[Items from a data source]
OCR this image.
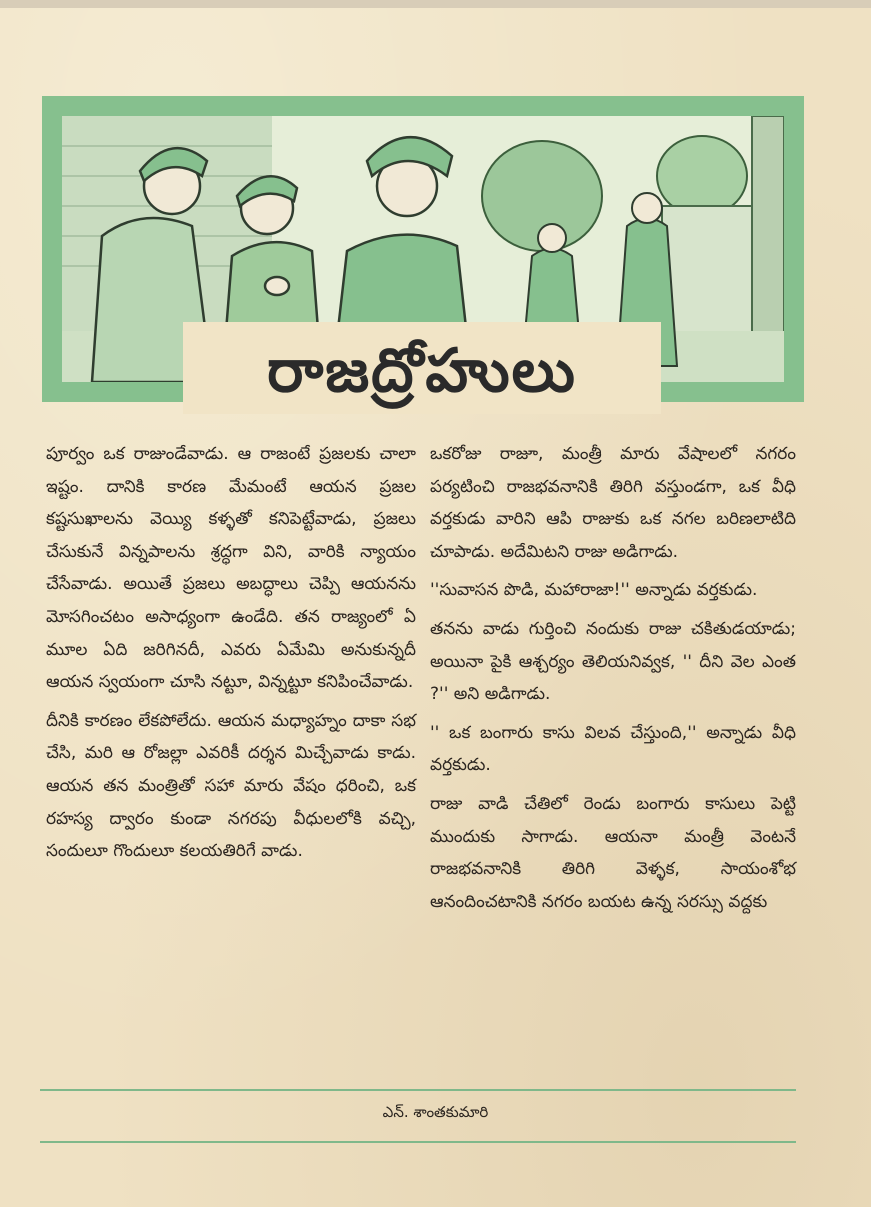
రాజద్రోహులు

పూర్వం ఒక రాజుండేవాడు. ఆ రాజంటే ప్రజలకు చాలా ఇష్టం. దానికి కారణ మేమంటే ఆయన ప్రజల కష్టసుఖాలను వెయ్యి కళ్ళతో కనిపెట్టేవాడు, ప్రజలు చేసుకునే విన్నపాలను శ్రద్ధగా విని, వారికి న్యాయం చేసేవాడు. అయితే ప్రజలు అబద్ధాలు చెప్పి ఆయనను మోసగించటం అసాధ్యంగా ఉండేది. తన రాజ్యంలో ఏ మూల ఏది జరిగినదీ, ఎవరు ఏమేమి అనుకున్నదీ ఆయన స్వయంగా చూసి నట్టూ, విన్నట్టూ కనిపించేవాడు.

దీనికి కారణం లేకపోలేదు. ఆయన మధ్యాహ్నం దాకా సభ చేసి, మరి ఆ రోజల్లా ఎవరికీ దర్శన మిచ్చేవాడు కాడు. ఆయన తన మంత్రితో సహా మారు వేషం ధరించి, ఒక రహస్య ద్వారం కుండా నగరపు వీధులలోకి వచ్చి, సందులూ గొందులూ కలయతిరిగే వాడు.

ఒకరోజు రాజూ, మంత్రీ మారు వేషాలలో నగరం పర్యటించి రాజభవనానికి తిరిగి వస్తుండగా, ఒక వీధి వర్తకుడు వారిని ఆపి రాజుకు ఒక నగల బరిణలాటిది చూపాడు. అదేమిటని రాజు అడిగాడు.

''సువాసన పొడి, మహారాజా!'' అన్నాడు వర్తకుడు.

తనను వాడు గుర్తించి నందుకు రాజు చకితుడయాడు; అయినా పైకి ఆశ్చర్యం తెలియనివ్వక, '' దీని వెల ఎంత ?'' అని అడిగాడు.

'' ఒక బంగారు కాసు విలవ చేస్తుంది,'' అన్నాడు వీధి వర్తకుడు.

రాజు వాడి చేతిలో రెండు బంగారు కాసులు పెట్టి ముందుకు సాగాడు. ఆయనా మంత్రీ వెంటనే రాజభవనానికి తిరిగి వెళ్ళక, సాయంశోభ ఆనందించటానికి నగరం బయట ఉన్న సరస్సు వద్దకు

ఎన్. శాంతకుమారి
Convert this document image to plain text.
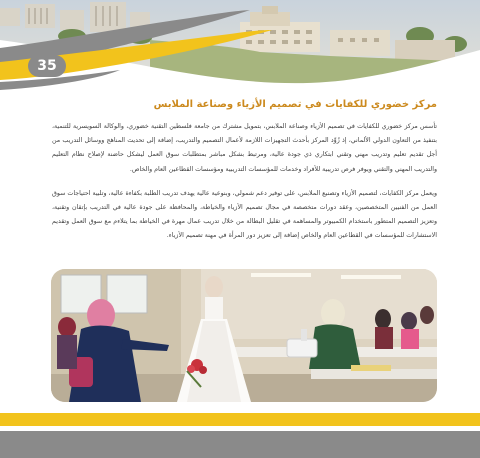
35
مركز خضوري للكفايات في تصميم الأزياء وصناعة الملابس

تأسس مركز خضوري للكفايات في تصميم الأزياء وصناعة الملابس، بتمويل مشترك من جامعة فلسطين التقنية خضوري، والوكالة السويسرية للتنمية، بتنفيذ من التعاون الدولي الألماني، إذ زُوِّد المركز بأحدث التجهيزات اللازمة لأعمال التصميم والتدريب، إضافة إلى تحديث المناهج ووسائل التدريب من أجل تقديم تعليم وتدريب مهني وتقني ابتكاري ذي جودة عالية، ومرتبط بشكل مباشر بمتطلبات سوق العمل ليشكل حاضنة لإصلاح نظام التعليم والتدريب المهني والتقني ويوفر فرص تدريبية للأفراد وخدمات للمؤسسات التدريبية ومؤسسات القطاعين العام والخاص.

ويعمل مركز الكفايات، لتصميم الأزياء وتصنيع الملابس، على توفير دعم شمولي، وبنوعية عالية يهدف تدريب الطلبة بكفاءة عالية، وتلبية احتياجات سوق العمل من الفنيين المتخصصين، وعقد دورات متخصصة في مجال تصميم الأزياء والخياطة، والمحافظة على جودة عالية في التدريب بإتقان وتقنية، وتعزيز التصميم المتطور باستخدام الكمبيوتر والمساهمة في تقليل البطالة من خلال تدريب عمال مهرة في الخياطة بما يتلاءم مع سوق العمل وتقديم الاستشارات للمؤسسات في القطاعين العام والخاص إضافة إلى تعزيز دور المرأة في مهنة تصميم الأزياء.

→ **Work to be completed**: Give back every line exactly as it stands, pictures excluded.

→ **Result**:
OCR this image.
రాజద్రోహులు

పూర్వం ఒక రాజుండేవాడు. ఆ రాజంటే ప్రజలకు చాలా ఇష్టం. దానికి కారణ మేమంటే ఆయన ప్రజల కష్టసుఖాలను వెయ్యి కళ్ళతో కనిపెట్టేవాడు, ప్రజలు చేసుకునే విన్నపాలను శ్రద్ధగా విని, వారికి న్యాయం చేసేవాడు. అయితే ప్రజలు అబద్ధాలు చెప్పి ఆయనను మోసగించటం అసాధ్యంగా ఉండేది. తన రాజ్యంలో ఏ మూల ఏది జరిగినదీ, ఎవరు ఏమేమి అనుకున్నదీ ఆయన స్వయంగా చూసి నట్టూ, విన్నట్టూ కనిపించేవాడు.

దీనికి కారణం లేకపోలేదు. ఆయన మధ్యాహ్నం దాకా సభ చేసి, మరి ఆ రోజల్లా ఎవరికీ దర్శన మిచ్చేవాడు కాడు. ఆయన తన మంత్రితో సహా మారు వేషం ధరించి, ఒక రహస్య ద్వారం కుండా నగరపు వీధులలోకి వచ్చి, సందులూ గొందులూ కలయతిరిగే వాడు.

ఒకరోజు రాజూ, మంత్రీ మారు వేషాలలో నగరం పర్యటించి రాజభవనానికి తిరిగి వస్తుండగా, ఒక వీధి వర్తకుడు వారిని ఆపి రాజుకు ఒక నగల బరిణలాటిది చూపాడు. అదేమిటని రాజు అడిగాడు.

''సువాసన పొడి, మహారాజా!'' అన్నాడు వర్తకుడు.

తనను వాడు గుర్తించి నందుకు రాజు చకితుడయాడు; అయినా పైకి ఆశ్చర్యం తెలియనివ్వక, '' దీని వెల ఎంత ?'' అని అడిగాడు.

'' ఒక బంగారు కాసు విలవ చేస్తుంది,'' అన్నాడు వీధి వర్తకుడు.

రాజు వాడి చేతిలో రెండు బంగారు కాసులు పెట్టి ముందుకు సాగాడు. ఆయనా మంత్రీ వెంటనే రాజభవనానికి తిరిగి వెళ్ళక, సాయంశోభ ఆనందించటానికి నగరం బయట ఉన్న సరస్సు వద్దకు

ఎన్. శాంతకుమారి
Convert this document image to plain text.
35
مركز خضوري للكفايات في تصميم الأزياء وصناعة الملابس

تأسس مركز خضوري للكفايات في تصميم الأزياء وصناعة الملابس، بتمويل مشترك من جامعة فلسطين التقنية خضوري، والوكالة السويسرية للتنمية، بتنفيذ من التعاون الدولي الألماني، إذ زُوِّد المركز بأحدث التجهيزات اللازمة لأعمال التصميم والتدريب، إضافة إلى تحديث المناهج ووسائل التدريب من أجل تقديم تعليم وتدريب مهني وتقني ابتكاري ذي جودة عالية، ومرتبط بشكل مباشر بمتطلبات سوق العمل ليشكل حاضنة لإصلاح نظام التعليم والتدريب المهني والتقني ويوفر فرص تدريبية للأفراد وخدمات للمؤسسات التدريبية ومؤسسات القطاعين العام والخاص.

ويعمل مركز الكفايات، لتصميم الأزياء وتصنيع الملابس، على توفير دعم شمولي، وبنوعية عالية يهدف تدريب الطلبة بكفاءة عالية، وتلبية احتياجات سوق العمل من الفنيين المتخصصين، وعقد دورات متخصصة في مجال تصميم الأزياء والخياطة، والمحافظة على جودة عالية في التدريب بإتقان وتقنية، وتعزيز التصميم المتطور باستخدام الكمبيوتر والمساهمة في تقليل البطالة من خلال تدريب عمال مهرة في الخياطة بما يتلاءم مع سوق العمل وتقديم الاستشارات للمؤسسات في القطاعين العام والخاص إضافة إلى تعزيز دور المرأة في مهنة تصميم الأزياء.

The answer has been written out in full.